§ Exercise aim
Reproduce the material word for word; the images stay out.

§ Dataset entries
+-------+
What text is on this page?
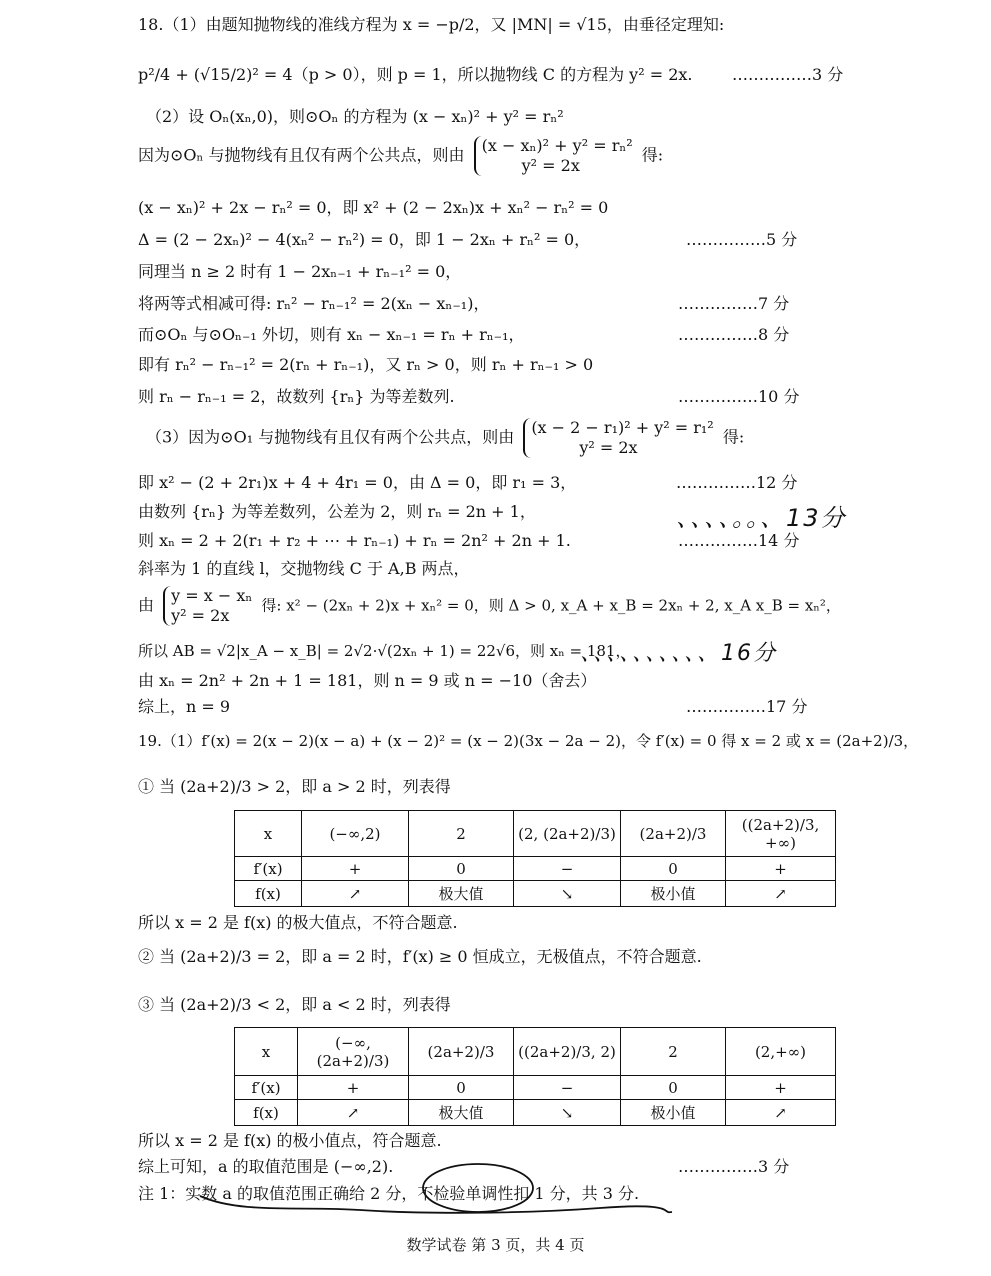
18.（1）由题知抛物线的准线方程为 x = −p/2，又 |MN| = √15，由垂径定理知:
p²/4 + (√15/2)² = 4（p > 0），则 p = 1，所以抛物线 C 的方程为 y² = 2x. ……………3 分
（2）设 Oₙ(xₙ,0)，则⊙Oₙ 的方程为 (x − xₙ)² + y² = rₙ²
因为⊙Oₙ 与抛物线有且仅有两个公共点，则由 (x − xₙ)² + y² = rₙ²
y² = 2x
得:
(x − xₙ)² + 2x − rₙ² = 0，即 x² + (2 − 2xₙ)x + xₙ² − rₙ² = 0
Δ = (2 − 2xₙ)² − 4(xₙ² − rₙ²) = 0，即 1 − 2xₙ + rₙ² = 0，	……………5 分
同理当 n ≥ 2 时有 1 − 2xₙ₋₁ + rₙ₋₁² = 0，
将两等式相减可得: rₙ² − rₙ₋₁² = 2(xₙ − xₙ₋₁)，	……………7 分
而⊙Oₙ 与⊙Oₙ₋₁ 外切，则有 xₙ − xₙ₋₁ = rₙ + rₙ₋₁，	……………8 分
即有 rₙ² − rₙ₋₁² = 2(rₙ + rₙ₋₁)，又 rₙ > 0，则 rₙ + rₙ₋₁ > 0
则 rₙ − rₙ₋₁ = 2，故数列 {rₙ} 为等差数列.	……………10 分
（3）因为⊙O₁ 与抛物线有且仅有两个公共点，则由 (x − 2 − r₁)² + y² = r₁²
y² = 2x
得:
即 x² − (2 + 2r₁)x + 4 + 4r₁ = 0，由 Δ = 0，即 r₁ = 3，	……………12 分
由数列 {rₙ} 为等差数列，公差为 2，则 rₙ = 2n + 1，	、、、、。。、13分
则 xₙ = 2 + 2(r₁ + r₂ + ⋯ + rₙ₋₁) + rₙ = 2n² + 2n + 1.	……………14 分
斜率为 1 的直线 l，交抛物线 C 于 A,B 两点，
由 y = x − xₙ
y² = 2x
得: x² − (2xₙ + 2)x + xₙ² = 0，则 Δ > 0, x_A + x_B = 2xₙ + 2, x_A x_B = xₙ²，
所以 AB = √2|x_A − x_B| = 2√2·√(2xₙ + 1) = 22√6，则 xₙ = 181，
、、、、、、、、、、16分
由 xₙ = 2n² + 2n + 1 = 181，则 n = 9 或 n = −10（舍去）
综上，n = 9	……………17 分
19.（1）f′(x) = 2(x − 2)(x − a) + (x − 2)² = (x − 2)(3x − 2a − 2)，令 f′(x) = 0 得 x = 2 或 x = (2a+2)/3，
① 当 (2a+2)/3 > 2，即 a > 2 时，列表得
x	(−∞,2)	2	(2, (2a+2)/3)	(2a+2)/3	((2a+2)/3, +∞)
f′(x)	+	0	−	0	+
f(x)	↗	极大值	↘	极小值	↗
所以 x = 2 是 f(x) 的极大值点，不符合题意.
② 当 (2a+2)/3 = 2，即 a = 2 时，f′(x) ≥ 0 恒成立，无极值点，不符合题意.
③ 当 (2a+2)/3 < 2，即 a < 2 时，列表得
x	(−∞, (2a+2)/3)	(2a+2)/3	((2a+2)/3, 2)	2	(2,+∞)
f′(x)	+	0	−	0	+
f(x)	↗	极大值	↘	极小值	↗
所以 x = 2 是 f(x) 的极小值点，符合题意.
综上可知，a 的取值范围是 (−∞,2).	……………3 分
注 1：实数 a 的取值范围正确给 2 分，不检验单调性扣 1 分，共 3 分.
数学试卷 第 3 页，共 4 页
+-------+
§ Result
What text is on this page?
18.（1）由题知抛物线的准线方程为 x = −p/2，又 |MN| = √15，由垂径定理知:
p²/4 + (√15/2)² = 4（p > 0），则 p = 1，所以抛物线 C 的方程为 y² = 2x. ……………3 分
（2）设 Oₙ(xₙ,0)，则⊙Oₙ 的方程为 (x − xₙ)² + y² = rₙ²
因为⊙Oₙ 与抛物线有且仅有两个公共点，则由 (x − xₙ)² + y² = rₙ²
y² = 2x
得:
(x − xₙ)² + 2x − rₙ² = 0，即 x² + (2 − 2xₙ)x + xₙ² − rₙ² = 0
Δ = (2 − 2xₙ)² − 4(xₙ² − rₙ²) = 0，即 1 − 2xₙ + rₙ² = 0，	……………5 分
同理当 n ≥ 2 时有 1 − 2xₙ₋₁ + rₙ₋₁² = 0，
将两等式相减可得: rₙ² − rₙ₋₁² = 2(xₙ − xₙ₋₁)，	……………7 分
而⊙Oₙ 与⊙Oₙ₋₁ 外切，则有 xₙ − xₙ₋₁ = rₙ + rₙ₋₁，	……………8 分
即有 rₙ² − rₙ₋₁² = 2(rₙ + rₙ₋₁)，又 rₙ > 0，则 rₙ + rₙ₋₁ > 0
则 rₙ − rₙ₋₁ = 2，故数列 {rₙ} 为等差数列.	……………10 分
（3）因为⊙O₁ 与抛物线有且仅有两个公共点，则由 (x − 2 − r₁)² + y² = r₁²
y² = 2x
得:
即 x² − (2 + 2r₁)x + 4 + 4r₁ = 0，由 Δ = 0，即 r₁ = 3，	……………12 分
由数列 {rₙ} 为等差数列，公差为 2，则 rₙ = 2n + 1，	、、、、。。、13分
则 xₙ = 2 + 2(r₁ + r₂ + ⋯ + rₙ₋₁) + rₙ = 2n² + 2n + 1.	……………14 分
斜率为 1 的直线 l，交抛物线 C 于 A,B 两点，
由 y = x − xₙ
y² = 2x
得: x² − (2xₙ + 2)x + xₙ² = 0，则 Δ > 0, x_A + x_B = 2xₙ + 2, x_A x_B = xₙ²，
所以 AB = √2|x_A − x_B| = 2√2·√(2xₙ + 1) = 22√6，则 xₙ = 181，
、、、、、、、、、、16分
由 xₙ = 2n² + 2n + 1 = 181，则 n = 9 或 n = −10（舍去）
综上，n = 9	……………17 分
19.（1）f′(x) = 2(x − 2)(x − a) + (x − 2)² = (x − 2)(3x − 2a − 2)，令 f′(x) = 0 得 x = 2 或 x = (2a+2)/3，
① 当 (2a+2)/3 > 2，即 a > 2 时，列表得
x	(−∞,2)	2	(2, (2a+2)/3)	(2a+2)/3	((2a+2)/3, +∞)
f′(x)	+	0	−	0	+
f(x)	↗	极大值	↘	极小值	↗
所以 x = 2 是 f(x) 的极大值点，不符合题意.
② 当 (2a+2)/3 = 2，即 a = 2 时，f′(x) ≥ 0 恒成立，无极值点，不符合题意.
③ 当 (2a+2)/3 < 2，即 a < 2 时，列表得
x	(−∞, (2a+2)/3)	(2a+2)/3	((2a+2)/3, 2)	2	(2,+∞)
f′(x)	+	0	−	0	+
f(x)	↗	极大值	↘	极小值	↗
所以 x = 2 是 f(x) 的极小值点，符合题意.
综上可知，a 的取值范围是 (−∞,2).	……………3 分
注 1：实数 a 的取值范围正确给 2 分，不检验单调性扣 1 分，共 3 分.
数学试卷 第 3 页，共 4 页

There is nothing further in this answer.